## AIM
Word for word, give the material below again, minus any images.

Extracted data entries
___

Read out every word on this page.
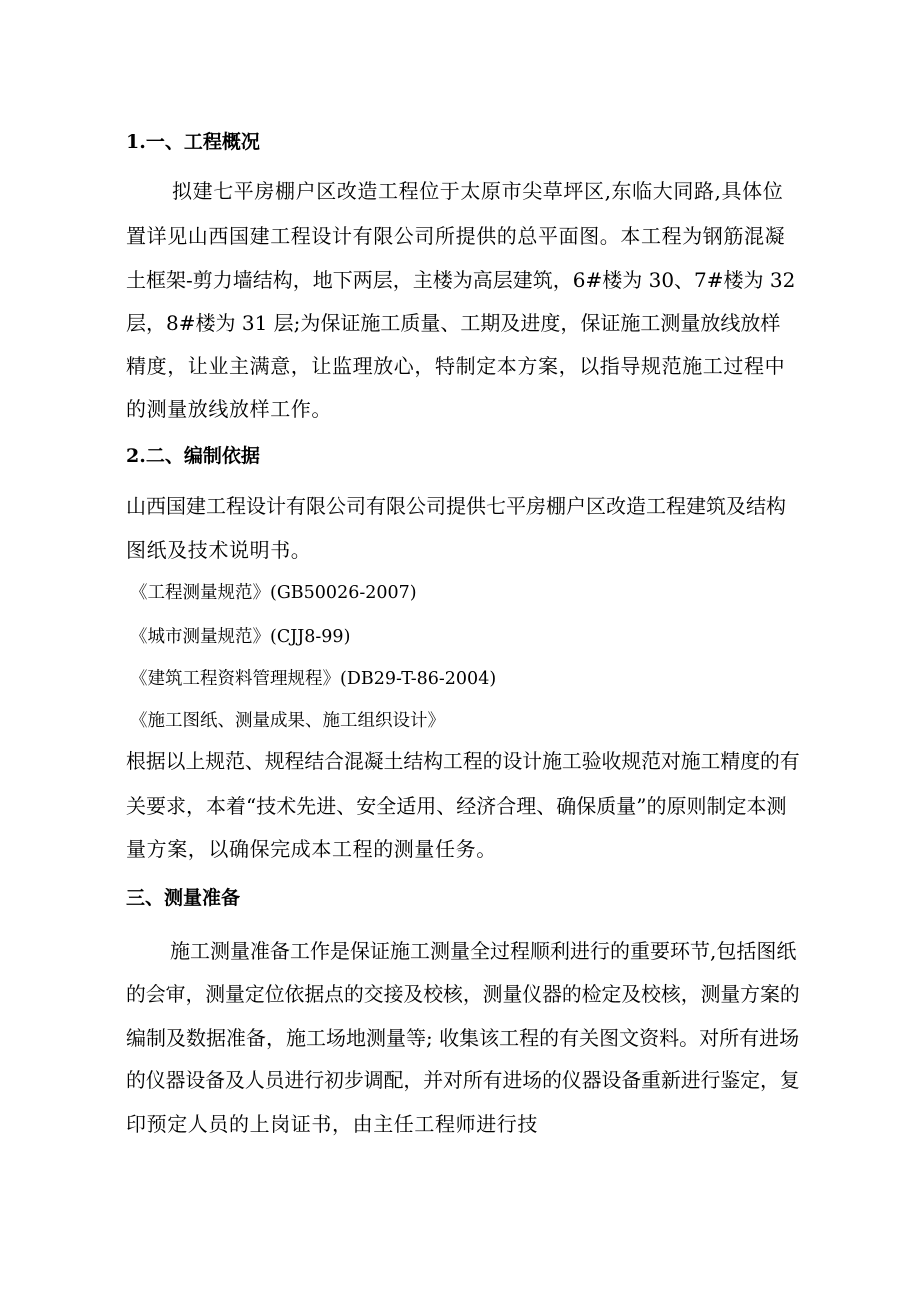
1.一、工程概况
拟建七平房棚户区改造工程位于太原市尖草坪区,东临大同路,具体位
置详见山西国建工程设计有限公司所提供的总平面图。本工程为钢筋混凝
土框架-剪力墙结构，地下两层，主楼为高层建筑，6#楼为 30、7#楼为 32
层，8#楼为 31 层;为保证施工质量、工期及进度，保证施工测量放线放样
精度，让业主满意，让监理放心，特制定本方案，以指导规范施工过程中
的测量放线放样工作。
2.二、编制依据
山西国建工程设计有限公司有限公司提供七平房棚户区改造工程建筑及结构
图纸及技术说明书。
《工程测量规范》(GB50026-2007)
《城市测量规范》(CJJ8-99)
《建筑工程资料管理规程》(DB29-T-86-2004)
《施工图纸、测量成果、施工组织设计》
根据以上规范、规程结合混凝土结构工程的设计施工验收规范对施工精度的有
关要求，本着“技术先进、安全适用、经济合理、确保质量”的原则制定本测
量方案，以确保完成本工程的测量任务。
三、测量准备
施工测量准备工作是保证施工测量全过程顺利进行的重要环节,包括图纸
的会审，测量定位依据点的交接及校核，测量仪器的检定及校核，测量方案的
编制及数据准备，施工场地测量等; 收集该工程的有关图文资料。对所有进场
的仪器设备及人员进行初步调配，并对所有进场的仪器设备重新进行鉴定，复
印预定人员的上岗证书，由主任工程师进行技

___

## ANSWER
Read out every word on this page.
1.一、工程概况
拟建七平房棚户区改造工程位于太原市尖草坪区,东临大同路,具体位
置详见山西国建工程设计有限公司所提供的总平面图。本工程为钢筋混凝
土框架-剪力墙结构，地下两层，主楼为高层建筑，6#楼为 30、7#楼为 32
层，8#楼为 31 层;为保证施工质量、工期及进度，保证施工测量放线放样
精度，让业主满意，让监理放心，特制定本方案，以指导规范施工过程中
的测量放线放样工作。
2.二、编制依据
山西国建工程设计有限公司有限公司提供七平房棚户区改造工程建筑及结构
图纸及技术说明书。
《工程测量规范》(GB50026-2007)
《城市测量规范》(CJJ8-99)
《建筑工程资料管理规程》(DB29-T-86-2004)
《施工图纸、测量成果、施工组织设计》
根据以上规范、规程结合混凝土结构工程的设计施工验收规范对施工精度的有
关要求，本着“技术先进、安全适用、经济合理、确保质量”的原则制定本测
量方案，以确保完成本工程的测量任务。
三、测量准备
施工测量准备工作是保证施工测量全过程顺利进行的重要环节,包括图纸
的会审，测量定位依据点的交接及校核，测量仪器的检定及校核，测量方案的
编制及数据准备，施工场地测量等; 收集该工程的有关图文资料。对所有进场
的仪器设备及人员进行初步调配，并对所有进场的仪器设备重新进行鉴定，复
印预定人员的上岗证书，由主任工程师进行技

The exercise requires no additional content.